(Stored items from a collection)
- - - -
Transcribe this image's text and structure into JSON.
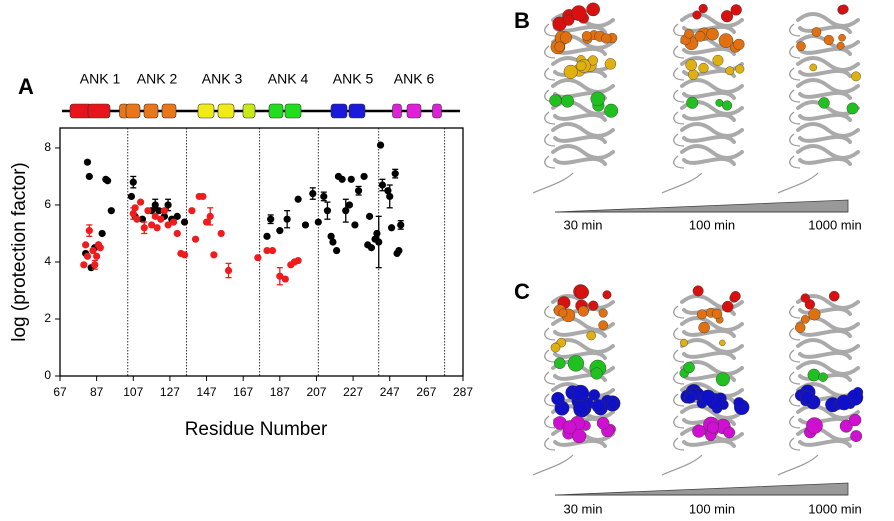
{
  "chart_data": {
    "type": "scatter",
    "panel_label": "A",
    "xlabel": "Residue Number",
    "ylabel": "log (protection factor)",
    "xlim": [
      67,
      287
    ],
    "ylim": [
      0,
      8.7
    ],
    "xticks": [
      67,
      87,
      107,
      127,
      147,
      167,
      187,
      207,
      227,
      247,
      267,
      287
    ],
    "yticks": [
      0,
      2,
      4,
      6,
      8
    ],
    "boundaries": [
      104,
      136,
      176,
      208,
      241,
      277
    ],
    "domains": [
      "ANK 1",
      "ANK 2",
      "ANK 3",
      "ANK 4",
      "ANK 5",
      "ANK 6"
    ],
    "series": [
      {
        "color": "#000000",
        "x": [
          81,
          82,
          83,
          84,
          86,
          88,
          90,
          92,
          93,
          95,
          106,
          107,
          108,
          112,
          117,
          119,
          121,
          124,
          126,
          128,
          131,
          135,
          180,
          182,
          187,
          191,
          197,
          201,
          205,
          208,
          211,
          213,
          215,
          216,
          218,
          219,
          221,
          223,
          225,
          226,
          228,
          230,
          233,
          235,
          236,
          237,
          239,
          240,
          241,
          242,
          243,
          246,
          247,
          248,
          250,
          251,
          252,
          253
        ],
        "y": [
          4.3,
          7.5,
          7.0,
          3.8,
          4.5,
          4.6,
          5.0,
          6.9,
          6.85,
          5.8,
          6.3,
          6.8,
          5.6,
          5.5,
          5.8,
          6.0,
          5.8,
          5.6,
          6.0,
          5.5,
          5.6,
          5.4,
          4.9,
          5.5,
          5.1,
          5.5,
          6.2,
          5.3,
          6.4,
          5.4,
          6.3,
          5.8,
          4.9,
          4.7,
          4.4,
          7.0,
          6.9,
          5.8,
          6.0,
          6.9,
          5.3,
          6.5,
          7.0,
          4.6,
          5.6,
          4.5,
          4.8,
          5.0,
          4.7,
          8.1,
          6.7,
          6.5,
          6.3,
          5.2,
          7.1,
          4.3,
          4.4,
          5.3
        ],
        "errors": [
          null,
          null,
          null,
          null,
          null,
          null,
          null,
          null,
          null,
          null,
          null,
          0.2,
          null,
          null,
          null,
          0.2,
          null,
          null,
          0.2,
          null,
          null,
          null,
          null,
          0.15,
          null,
          0.3,
          null,
          null,
          0.2,
          null,
          0.15,
          0.3,
          null,
          null,
          null,
          null,
          null,
          0.4,
          null,
          null,
          null,
          0.15,
          null,
          null,
          null,
          null,
          null,
          null,
          0.9,
          null,
          0.2,
          null,
          0.4,
          null,
          0.15,
          null,
          null,
          0.15
        ]
      },
      {
        "color": "#ee1c1c",
        "x": [
          80,
          81,
          82,
          83,
          85,
          86,
          87,
          88,
          89,
          107,
          108,
          109,
          111,
          113,
          115,
          117,
          119,
          120,
          122,
          124,
          126,
          129,
          131,
          133,
          135,
          139,
          141,
          143,
          145,
          147,
          149,
          151,
          155,
          159,
          175,
          180,
          183,
          187,
          190,
          193,
          195,
          197
        ],
        "y": [
          3.9,
          4.6,
          4.2,
          5.1,
          4.4,
          3.9,
          4.2,
          4.6,
          4.5,
          5.7,
          5.9,
          5.5,
          6.1,
          5.2,
          5.8,
          5.3,
          5.6,
          5.2,
          5.5,
          5.8,
          5.3,
          5.4,
          5.0,
          4.3,
          4.25,
          5.8,
          4.8,
          6.3,
          6.3,
          5.4,
          5.6,
          4.25,
          5.0,
          3.7,
          4.15,
          4.4,
          4.4,
          3.5,
          3.4,
          3.9,
          4.0,
          4.05
        ],
        "errors": [
          null,
          null,
          null,
          0.2,
          null,
          0.15,
          null,
          null,
          null,
          0.2,
          null,
          null,
          null,
          0.2,
          null,
          null,
          null,
          null,
          null,
          null,
          null,
          null,
          null,
          null,
          null,
          null,
          null,
          null,
          null,
          null,
          0.3,
          null,
          null,
          0.25,
          null,
          null,
          null,
          0.3,
          null,
          null,
          null,
          null
        ]
      }
    ]
  },
  "panels": [
    {
      "label": "B",
      "times": [
        "30 min",
        "100 min",
        "1000 min"
      ]
    },
    {
      "label": "C",
      "times": [
        "30 min",
        "100 min",
        "1000 min"
      ]
    }
  ]
}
- - - -
Exercise task:
Repeat the listing above exactly, with no pictures.

Exercise result:
Transcribe this image's text and structure into JSON.
{
  "chart_data": {
    "type": "scatter",
    "panel_label": "A",
    "xlabel": "Residue Number",
    "ylabel": "log (protection factor)",
    "xlim": [
      67,
      287
    ],
    "ylim": [
      0,
      8.7
    ],
    "xticks": [
      67,
      87,
      107,
      127,
      147,
      167,
      187,
      207,
      227,
      247,
      267,
      287
    ],
    "yticks": [
      0,
      2,
      4,
      6,
      8
    ],
    "boundaries": [
      104,
      136,
      176,
      208,
      241,
      277
    ],
    "domains": [
      "ANK 1",
      "ANK 2",
      "ANK 3",
      "ANK 4",
      "ANK 5",
      "ANK 6"
    ],
    "series": [
      {
        "color": "#000000",
        "x": [
          81,
          82,
          83,
          84,
          86,
          88,
          90,
          92,
          93,
          95,
          106,
          107,
          108,
          112,
          117,
          119,
          121,
          124,
          126,
          128,
          131,
          135,
          180,
          182,
          187,
          191,
          197,
          201,
          205,
          208,
          211,
          213,
          215,
          216,
          218,
          219,
          221,
          223,
          225,
          226,
          228,
          230,
          233,
          235,
          236,
          237,
          239,
          240,
          241,
          242,
          243,
          246,
          247,
          248,
          250,
          251,
          252,
          253
        ],
        "y": [
          4.3,
          7.5,
          7.0,
          3.8,
          4.5,
          4.6,
          5.0,
          6.9,
          6.85,
          5.8,
          6.3,
          6.8,
          5.6,
          5.5,
          5.8,
          6.0,
          5.8,
          5.6,
          6.0,
          5.5,
          5.6,
          5.4,
          4.9,
          5.5,
          5.1,
          5.5,
          6.2,
          5.3,
          6.4,
          5.4,
          6.3,
          5.8,
          4.9,
          4.7,
          4.4,
          7.0,
          6.9,
          5.8,
          6.0,
          6.9,
          5.3,
          6.5,
          7.0,
          4.6,
          5.6,
          4.5,
          4.8,
          5.0,
          4.7,
          8.1,
          6.7,
          6.5,
          6.3,
          5.2,
          7.1,
          4.3,
          4.4,
          5.3
        ],
        "errors": [
          null,
          null,
          null,
          null,
          null,
          null,
          null,
          null,
          null,
          null,
          null,
          0.2,
          null,
          null,
          null,
          0.2,
          null,
          null,
          0.2,
          null,
          null,
          null,
          null,
          0.15,
          null,
          0.3,
          null,
          null,
          0.2,
          null,
          0.15,
          0.3,
          null,
          null,
          null,
          null,
          null,
          0.4,
          null,
          null,
          null,
          0.15,
          null,
          null,
          null,
          null,
          null,
          null,
          0.9,
          null,
          0.2,
          null,
          0.4,
          null,
          0.15,
          null,
          null,
          0.15
        ]
      },
      {
        "color": "#ee1c1c",
        "x": [
          80,
          81,
          82,
          83,
          85,
          86,
          87,
          88,
          89,
          107,
          108,
          109,
          111,
          113,
          115,
          117,
          119,
          120,
          122,
          124,
          126,
          129,
          131,
          133,
          135,
          139,
          141,
          143,
          145,
          147,
          149,
          151,
          155,
          159,
          175,
          180,
          183,
          187,
          190,
          193,
          195,
          197
        ],
        "y": [
          3.9,
          4.6,
          4.2,
          5.1,
          4.4,
          3.9,
          4.2,
          4.6,
          4.5,
          5.7,
          5.9,
          5.5,
          6.1,
          5.2,
          5.8,
          5.3,
          5.6,
          5.2,
          5.5,
          5.8,
          5.3,
          5.4,
          5.0,
          4.3,
          4.25,
          5.8,
          4.8,
          6.3,
          6.3,
          5.4,
          5.6,
          4.25,
          5.0,
          3.7,
          4.15,
          4.4,
          4.4,
          3.5,
          3.4,
          3.9,
          4.0,
          4.05
        ],
        "errors": [
          null,
          null,
          null,
          0.2,
          null,
          0.15,
          null,
          null,
          null,
          0.2,
          null,
          null,
          null,
          0.2,
          null,
          null,
          null,
          null,
          null,
          null,
          null,
          null,
          null,
          null,
          null,
          null,
          null,
          null,
          null,
          null,
          0.3,
          null,
          null,
          0.25,
          null,
          null,
          null,
          0.3,
          null,
          null,
          null,
          null
        ]
      }
    ]
  },
  "panels": [
    {
      "label": "B",
      "times": [
        "30 min",
        "100 min",
        "1000 min"
      ]
    },
    {
      "label": "C",
      "times": [
        "30 min",
        "100 min",
        "1000 min"
      ]
    }
  ]
}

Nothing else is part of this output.